> _YOUR TASK_
Please print the full listing exactly.

Records from a data source:
........

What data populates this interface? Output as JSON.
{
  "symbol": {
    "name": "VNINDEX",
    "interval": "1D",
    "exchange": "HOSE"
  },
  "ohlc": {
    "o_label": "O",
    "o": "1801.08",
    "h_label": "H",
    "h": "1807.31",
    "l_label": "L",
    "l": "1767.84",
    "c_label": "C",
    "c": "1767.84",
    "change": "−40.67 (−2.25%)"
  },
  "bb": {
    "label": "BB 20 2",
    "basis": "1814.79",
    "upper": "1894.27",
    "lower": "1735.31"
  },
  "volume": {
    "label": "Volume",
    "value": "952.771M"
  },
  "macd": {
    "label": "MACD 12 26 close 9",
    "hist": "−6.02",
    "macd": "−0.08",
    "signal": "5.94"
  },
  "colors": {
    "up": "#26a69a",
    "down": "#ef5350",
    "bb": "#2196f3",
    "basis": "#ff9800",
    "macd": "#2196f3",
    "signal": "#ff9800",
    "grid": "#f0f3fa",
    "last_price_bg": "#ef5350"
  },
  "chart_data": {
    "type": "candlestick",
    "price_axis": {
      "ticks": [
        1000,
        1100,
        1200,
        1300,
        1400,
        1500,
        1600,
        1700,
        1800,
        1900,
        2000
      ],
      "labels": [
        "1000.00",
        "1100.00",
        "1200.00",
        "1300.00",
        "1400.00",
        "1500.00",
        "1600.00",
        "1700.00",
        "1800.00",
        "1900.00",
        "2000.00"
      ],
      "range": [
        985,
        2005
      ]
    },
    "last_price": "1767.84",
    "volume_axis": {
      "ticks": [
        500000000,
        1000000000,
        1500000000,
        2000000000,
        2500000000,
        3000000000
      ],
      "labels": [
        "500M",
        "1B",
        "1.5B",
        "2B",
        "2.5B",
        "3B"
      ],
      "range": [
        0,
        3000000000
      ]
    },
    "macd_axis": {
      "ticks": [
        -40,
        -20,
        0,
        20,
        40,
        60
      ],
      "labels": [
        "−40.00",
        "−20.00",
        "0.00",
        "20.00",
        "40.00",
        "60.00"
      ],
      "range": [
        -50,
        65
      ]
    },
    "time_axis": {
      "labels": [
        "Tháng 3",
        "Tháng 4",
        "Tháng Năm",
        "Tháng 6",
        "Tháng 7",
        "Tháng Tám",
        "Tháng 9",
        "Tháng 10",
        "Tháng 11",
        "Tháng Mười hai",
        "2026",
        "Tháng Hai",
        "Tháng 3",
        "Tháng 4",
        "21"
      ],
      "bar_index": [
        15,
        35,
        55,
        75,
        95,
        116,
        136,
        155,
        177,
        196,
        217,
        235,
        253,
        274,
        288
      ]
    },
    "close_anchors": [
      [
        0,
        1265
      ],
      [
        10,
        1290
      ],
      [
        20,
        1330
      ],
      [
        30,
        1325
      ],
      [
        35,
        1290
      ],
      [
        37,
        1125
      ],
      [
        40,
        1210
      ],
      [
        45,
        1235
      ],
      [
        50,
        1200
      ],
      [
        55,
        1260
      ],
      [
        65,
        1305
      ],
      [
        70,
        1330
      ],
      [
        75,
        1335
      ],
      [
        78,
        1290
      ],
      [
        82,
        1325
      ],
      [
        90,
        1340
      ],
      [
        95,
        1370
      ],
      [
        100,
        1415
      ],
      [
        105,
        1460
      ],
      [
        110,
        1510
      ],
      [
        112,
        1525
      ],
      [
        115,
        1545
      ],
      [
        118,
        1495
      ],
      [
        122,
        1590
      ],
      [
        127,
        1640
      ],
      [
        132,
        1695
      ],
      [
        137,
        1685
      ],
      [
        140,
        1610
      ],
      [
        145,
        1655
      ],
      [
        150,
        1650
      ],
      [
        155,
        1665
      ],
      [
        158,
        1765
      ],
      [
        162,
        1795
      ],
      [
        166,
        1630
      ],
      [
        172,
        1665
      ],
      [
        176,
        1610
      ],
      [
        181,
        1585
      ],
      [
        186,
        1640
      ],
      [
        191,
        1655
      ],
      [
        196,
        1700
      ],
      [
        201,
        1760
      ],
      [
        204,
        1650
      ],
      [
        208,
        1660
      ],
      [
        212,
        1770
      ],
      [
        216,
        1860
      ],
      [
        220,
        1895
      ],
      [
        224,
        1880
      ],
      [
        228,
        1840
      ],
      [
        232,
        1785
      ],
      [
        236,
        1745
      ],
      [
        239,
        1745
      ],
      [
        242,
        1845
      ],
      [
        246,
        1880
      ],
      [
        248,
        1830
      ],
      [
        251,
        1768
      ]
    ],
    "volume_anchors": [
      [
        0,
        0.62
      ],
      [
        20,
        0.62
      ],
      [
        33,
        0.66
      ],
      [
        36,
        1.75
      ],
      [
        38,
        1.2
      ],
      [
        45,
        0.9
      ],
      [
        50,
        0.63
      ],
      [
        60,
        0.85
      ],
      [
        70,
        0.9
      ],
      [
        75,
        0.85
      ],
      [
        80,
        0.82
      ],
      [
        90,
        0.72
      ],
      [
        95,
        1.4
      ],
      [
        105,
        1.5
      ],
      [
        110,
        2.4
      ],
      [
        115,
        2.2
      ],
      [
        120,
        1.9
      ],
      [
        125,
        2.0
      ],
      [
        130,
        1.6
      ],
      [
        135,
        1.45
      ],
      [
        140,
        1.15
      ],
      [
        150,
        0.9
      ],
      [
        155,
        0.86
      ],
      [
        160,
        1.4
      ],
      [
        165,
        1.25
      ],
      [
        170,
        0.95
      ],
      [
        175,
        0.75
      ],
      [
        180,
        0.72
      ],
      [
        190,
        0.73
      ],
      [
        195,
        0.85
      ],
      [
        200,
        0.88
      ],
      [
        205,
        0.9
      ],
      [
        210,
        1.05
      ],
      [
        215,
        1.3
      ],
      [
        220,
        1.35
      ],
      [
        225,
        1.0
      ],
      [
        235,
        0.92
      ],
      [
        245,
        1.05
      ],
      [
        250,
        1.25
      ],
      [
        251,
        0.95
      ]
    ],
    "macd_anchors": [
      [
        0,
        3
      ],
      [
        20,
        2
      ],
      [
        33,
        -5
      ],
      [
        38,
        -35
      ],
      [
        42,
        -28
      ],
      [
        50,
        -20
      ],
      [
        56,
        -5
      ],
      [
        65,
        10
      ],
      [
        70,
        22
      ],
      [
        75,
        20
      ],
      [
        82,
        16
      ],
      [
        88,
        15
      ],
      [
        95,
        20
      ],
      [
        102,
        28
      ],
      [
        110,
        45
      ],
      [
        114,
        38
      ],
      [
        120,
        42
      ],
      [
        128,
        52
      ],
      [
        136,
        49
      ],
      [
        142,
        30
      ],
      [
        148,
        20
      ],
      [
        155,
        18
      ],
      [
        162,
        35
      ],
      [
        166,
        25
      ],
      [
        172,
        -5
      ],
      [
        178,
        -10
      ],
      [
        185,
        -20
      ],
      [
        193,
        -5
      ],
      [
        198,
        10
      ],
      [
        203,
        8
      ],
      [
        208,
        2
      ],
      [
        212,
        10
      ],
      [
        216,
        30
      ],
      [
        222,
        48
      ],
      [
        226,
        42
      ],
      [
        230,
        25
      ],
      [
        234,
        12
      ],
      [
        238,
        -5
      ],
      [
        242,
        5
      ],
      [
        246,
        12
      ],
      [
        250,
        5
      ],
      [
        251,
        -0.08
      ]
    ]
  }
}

........

> _FULL RESPONSE_
What data populates this interface? Output as JSON.
{
  "symbol": {
    "name": "VNINDEX",
    "interval": "1D",
    "exchange": "HOSE"
  },
  "ohlc": {
    "o_label": "O",
    "o": "1801.08",
    "h_label": "H",
    "h": "1807.31",
    "l_label": "L",
    "l": "1767.84",
    "c_label": "C",
    "c": "1767.84",
    "change": "−40.67 (−2.25%)"
  },
  "bb": {
    "label": "BB 20 2",
    "basis": "1814.79",
    "upper": "1894.27",
    "lower": "1735.31"
  },
  "volume": {
    "label": "Volume",
    "value": "952.771M"
  },
  "macd": {
    "label": "MACD 12 26 close 9",
    "hist": "−6.02",
    "macd": "−0.08",
    "signal": "5.94"
  },
  "colors": {
    "up": "#26a69a",
    "down": "#ef5350",
    "bb": "#2196f3",
    "basis": "#ff9800",
    "macd": "#2196f3",
    "signal": "#ff9800",
    "grid": "#f0f3fa",
    "last_price_bg": "#ef5350"
  },
  "chart_data": {
    "type": "candlestick",
    "price_axis": {
      "ticks": [
        1000,
        1100,
        1200,
        1300,
        1400,
        1500,
        1600,
        1700,
        1800,
        1900,
        2000
      ],
      "labels": [
        "1000.00",
        "1100.00",
        "1200.00",
        "1300.00",
        "1400.00",
        "1500.00",
        "1600.00",
        "1700.00",
        "1800.00",
        "1900.00",
        "2000.00"
      ],
      "range": [
        985,
        2005
      ]
    },
    "last_price": "1767.84",
    "volume_axis": {
      "ticks": [
        500000000,
        1000000000,
        1500000000,
        2000000000,
        2500000000,
        3000000000
      ],
      "labels": [
        "500M",
        "1B",
        "1.5B",
        "2B",
        "2.5B",
        "3B"
      ],
      "range": [
        0,
        3000000000
      ]
    },
    "macd_axis": {
      "ticks": [
        -40,
        -20,
        0,
        20,
        40,
        60
      ],
      "labels": [
        "−40.00",
        "−20.00",
        "0.00",
        "20.00",
        "40.00",
        "60.00"
      ],
      "range": [
        -50,
        65
      ]
    },
    "time_axis": {
      "labels": [
        "Tháng 3",
        "Tháng 4",
        "Tháng Năm",
        "Tháng 6",
        "Tháng 7",
        "Tháng Tám",
        "Tháng 9",
        "Tháng 10",
        "Tháng 11",
        "Tháng Mười hai",
        "2026",
        "Tháng Hai",
        "Tháng 3",
        "Tháng 4",
        "21"
      ],
      "bar_index": [
        15,
        35,
        55,
        75,
        95,
        116,
        136,
        155,
        177,
        196,
        217,
        235,
        253,
        274,
        288
      ]
    },
    "close_anchors": [
      [
        0,
        1265
      ],
      [
        10,
        1290
      ],
      [
        20,
        1330
      ],
      [
        30,
        1325
      ],
      [
        35,
        1290
      ],
      [
        37,
        1125
      ],
      [
        40,
        1210
      ],
      [
        45,
        1235
      ],
      [
        50,
        1200
      ],
      [
        55,
        1260
      ],
      [
        65,
        1305
      ],
      [
        70,
        1330
      ],
      [
        75,
        1335
      ],
      [
        78,
        1290
      ],
      [
        82,
        1325
      ],
      [
        90,
        1340
      ],
      [
        95,
        1370
      ],
      [
        100,
        1415
      ],
      [
        105,
        1460
      ],
      [
        110,
        1510
      ],
      [
        112,
        1525
      ],
      [
        115,
        1545
      ],
      [
        118,
        1495
      ],
      [
        122,
        1590
      ],
      [
        127,
        1640
      ],
      [
        132,
        1695
      ],
      [
        137,
        1685
      ],
      [
        140,
        1610
      ],
      [
        145,
        1655
      ],
      [
        150,
        1650
      ],
      [
        155,
        1665
      ],
      [
        158,
        1765
      ],
      [
        162,
        1795
      ],
      [
        166,
        1630
      ],
      [
        172,
        1665
      ],
      [
        176,
        1610
      ],
      [
        181,
        1585
      ],
      [
        186,
        1640
      ],
      [
        191,
        1655
      ],
      [
        196,
        1700
      ],
      [
        201,
        1760
      ],
      [
        204,
        1650
      ],
      [
        208,
        1660
      ],
      [
        212,
        1770
      ],
      [
        216,
        1860
      ],
      [
        220,
        1895
      ],
      [
        224,
        1880
      ],
      [
        228,
        1840
      ],
      [
        232,
        1785
      ],
      [
        236,
        1745
      ],
      [
        239,
        1745
      ],
      [
        242,
        1845
      ],
      [
        246,
        1880
      ],
      [
        248,
        1830
      ],
      [
        251,
        1768
      ]
    ],
    "volume_anchors": [
      [
        0,
        0.62
      ],
      [
        20,
        0.62
      ],
      [
        33,
        0.66
      ],
      [
        36,
        1.75
      ],
      [
        38,
        1.2
      ],
      [
        45,
        0.9
      ],
      [
        50,
        0.63
      ],
      [
        60,
        0.85
      ],
      [
        70,
        0.9
      ],
      [
        75,
        0.85
      ],
      [
        80,
        0.82
      ],
      [
        90,
        0.72
      ],
      [
        95,
        1.4
      ],
      [
        105,
        1.5
      ],
      [
        110,
        2.4
      ],
      [
        115,
        2.2
      ],
      [
        120,
        1.9
      ],
      [
        125,
        2.0
      ],
      [
        130,
        1.6
      ],
      [
        135,
        1.45
      ],
      [
        140,
        1.15
      ],
      [
        150,
        0.9
      ],
      [
        155,
        0.86
      ],
      [
        160,
        1.4
      ],
      [
        165,
        1.25
      ],
      [
        170,
        0.95
      ],
      [
        175,
        0.75
      ],
      [
        180,
        0.72
      ],
      [
        190,
        0.73
      ],
      [
        195,
        0.85
      ],
      [
        200,
        0.88
      ],
      [
        205,
        0.9
      ],
      [
        210,
        1.05
      ],
      [
        215,
        1.3
      ],
      [
        220,
        1.35
      ],
      [
        225,
        1.0
      ],
      [
        235,
        0.92
      ],
      [
        245,
        1.05
      ],
      [
        250,
        1.25
      ],
      [
        251,
        0.95
      ]
    ],
    "macd_anchors": [
      [
        0,
        3
      ],
      [
        20,
        2
      ],
      [
        33,
        -5
      ],
      [
        38,
        -35
      ],
      [
        42,
        -28
      ],
      [
        50,
        -20
      ],
      [
        56,
        -5
      ],
      [
        65,
        10
      ],
      [
        70,
        22
      ],
      [
        75,
        20
      ],
      [
        82,
        16
      ],
      [
        88,
        15
      ],
      [
        95,
        20
      ],
      [
        102,
        28
      ],
      [
        110,
        45
      ],
      [
        114,
        38
      ],
      [
        120,
        42
      ],
      [
        128,
        52
      ],
      [
        136,
        49
      ],
      [
        142,
        30
      ],
      [
        148,
        20
      ],
      [
        155,
        18
      ],
      [
        162,
        35
      ],
      [
        166,
        25
      ],
      [
        172,
        -5
      ],
      [
        178,
        -10
      ],
      [
        185,
        -20
      ],
      [
        193,
        -5
      ],
      [
        198,
        10
      ],
      [
        203,
        8
      ],
      [
        208,
        2
      ],
      [
        212,
        10
      ],
      [
        216,
        30
      ],
      [
        222,
        48
      ],
      [
        226,
        42
      ],
      [
        230,
        25
      ],
      [
        234,
        12
      ],
      [
        238,
        -5
      ],
      [
        242,
        5
      ],
      [
        246,
        12
      ],
      [
        250,
        5
      ],
      [
        251,
        -0.08
      ]
    ]
  }
}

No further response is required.